_DIRECTIVE_: Identify each line in the records below that contains the word "JSON", and copy it.

_EXTRACTED MATERIAL_:
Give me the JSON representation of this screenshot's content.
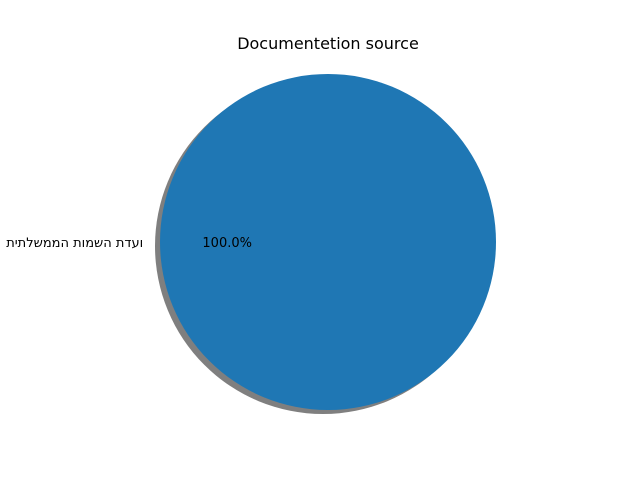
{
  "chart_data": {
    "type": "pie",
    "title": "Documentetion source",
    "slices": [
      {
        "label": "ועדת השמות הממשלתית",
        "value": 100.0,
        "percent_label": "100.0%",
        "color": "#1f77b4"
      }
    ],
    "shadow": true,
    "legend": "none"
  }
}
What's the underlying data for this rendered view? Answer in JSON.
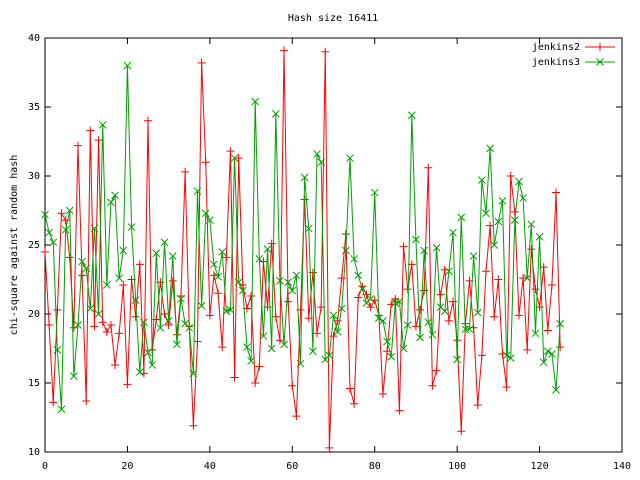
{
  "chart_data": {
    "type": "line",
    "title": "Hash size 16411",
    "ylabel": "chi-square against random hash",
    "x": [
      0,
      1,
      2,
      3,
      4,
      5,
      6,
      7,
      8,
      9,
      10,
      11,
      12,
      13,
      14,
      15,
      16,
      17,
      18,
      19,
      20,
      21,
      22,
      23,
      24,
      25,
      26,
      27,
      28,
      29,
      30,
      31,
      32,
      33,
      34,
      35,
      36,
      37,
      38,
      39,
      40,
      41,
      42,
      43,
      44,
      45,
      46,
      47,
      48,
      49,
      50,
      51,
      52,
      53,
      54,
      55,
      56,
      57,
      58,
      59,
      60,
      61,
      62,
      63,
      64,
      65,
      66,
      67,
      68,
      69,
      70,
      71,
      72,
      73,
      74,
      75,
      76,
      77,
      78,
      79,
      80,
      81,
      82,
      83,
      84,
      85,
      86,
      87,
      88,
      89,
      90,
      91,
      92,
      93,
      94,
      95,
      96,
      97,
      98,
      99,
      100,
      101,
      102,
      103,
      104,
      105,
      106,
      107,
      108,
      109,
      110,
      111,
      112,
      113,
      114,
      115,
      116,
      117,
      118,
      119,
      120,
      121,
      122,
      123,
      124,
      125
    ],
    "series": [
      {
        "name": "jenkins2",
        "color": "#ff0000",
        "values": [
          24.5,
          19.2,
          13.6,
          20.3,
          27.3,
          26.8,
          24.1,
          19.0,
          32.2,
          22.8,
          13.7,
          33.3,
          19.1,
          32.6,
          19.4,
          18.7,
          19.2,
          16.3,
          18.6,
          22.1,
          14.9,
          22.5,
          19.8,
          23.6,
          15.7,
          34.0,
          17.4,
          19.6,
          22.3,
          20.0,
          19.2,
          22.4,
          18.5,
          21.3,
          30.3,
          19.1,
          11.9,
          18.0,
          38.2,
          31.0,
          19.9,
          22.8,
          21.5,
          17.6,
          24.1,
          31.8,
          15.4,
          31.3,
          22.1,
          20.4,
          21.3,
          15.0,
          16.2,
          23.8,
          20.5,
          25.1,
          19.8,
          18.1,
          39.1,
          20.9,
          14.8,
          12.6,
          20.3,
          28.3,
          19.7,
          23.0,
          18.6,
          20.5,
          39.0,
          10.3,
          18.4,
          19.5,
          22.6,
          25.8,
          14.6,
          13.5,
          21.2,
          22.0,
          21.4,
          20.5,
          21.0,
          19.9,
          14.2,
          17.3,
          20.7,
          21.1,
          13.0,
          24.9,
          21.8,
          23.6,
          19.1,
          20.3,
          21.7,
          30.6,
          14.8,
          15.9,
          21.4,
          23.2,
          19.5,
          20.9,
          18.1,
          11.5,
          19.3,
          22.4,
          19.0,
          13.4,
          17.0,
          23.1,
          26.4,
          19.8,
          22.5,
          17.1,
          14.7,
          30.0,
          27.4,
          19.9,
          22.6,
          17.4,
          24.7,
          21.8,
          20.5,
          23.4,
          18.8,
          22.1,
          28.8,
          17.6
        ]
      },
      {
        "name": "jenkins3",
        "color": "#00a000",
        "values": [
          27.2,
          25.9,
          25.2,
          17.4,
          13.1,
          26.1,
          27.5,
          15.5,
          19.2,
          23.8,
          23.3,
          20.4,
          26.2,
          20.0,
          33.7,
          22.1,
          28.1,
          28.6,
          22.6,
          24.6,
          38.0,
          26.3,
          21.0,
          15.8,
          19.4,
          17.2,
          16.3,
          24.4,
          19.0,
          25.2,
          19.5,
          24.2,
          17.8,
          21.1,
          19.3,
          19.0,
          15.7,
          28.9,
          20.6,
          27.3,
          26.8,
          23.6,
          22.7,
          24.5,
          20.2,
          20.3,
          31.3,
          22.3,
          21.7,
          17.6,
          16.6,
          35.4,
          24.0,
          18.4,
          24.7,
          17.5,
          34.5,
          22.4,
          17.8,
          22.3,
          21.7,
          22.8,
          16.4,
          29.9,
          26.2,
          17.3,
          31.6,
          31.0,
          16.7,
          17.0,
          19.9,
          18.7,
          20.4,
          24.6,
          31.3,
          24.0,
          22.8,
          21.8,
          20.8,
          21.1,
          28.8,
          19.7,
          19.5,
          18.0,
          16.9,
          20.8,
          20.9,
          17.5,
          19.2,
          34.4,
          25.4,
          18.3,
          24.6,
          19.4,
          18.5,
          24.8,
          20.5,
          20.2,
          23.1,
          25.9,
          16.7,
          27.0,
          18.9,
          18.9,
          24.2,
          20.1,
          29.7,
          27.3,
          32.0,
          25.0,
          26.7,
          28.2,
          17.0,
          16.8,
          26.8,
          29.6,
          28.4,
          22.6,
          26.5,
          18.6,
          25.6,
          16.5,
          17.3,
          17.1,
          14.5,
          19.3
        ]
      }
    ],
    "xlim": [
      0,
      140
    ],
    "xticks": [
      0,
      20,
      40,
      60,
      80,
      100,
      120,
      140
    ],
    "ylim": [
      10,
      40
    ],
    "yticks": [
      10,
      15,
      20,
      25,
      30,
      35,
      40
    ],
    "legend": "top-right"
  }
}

_FINISHED TASK_:
Give me the JSON representation of this screenshot's content.
What's the underlying data for this rendered view? Answer in JSON.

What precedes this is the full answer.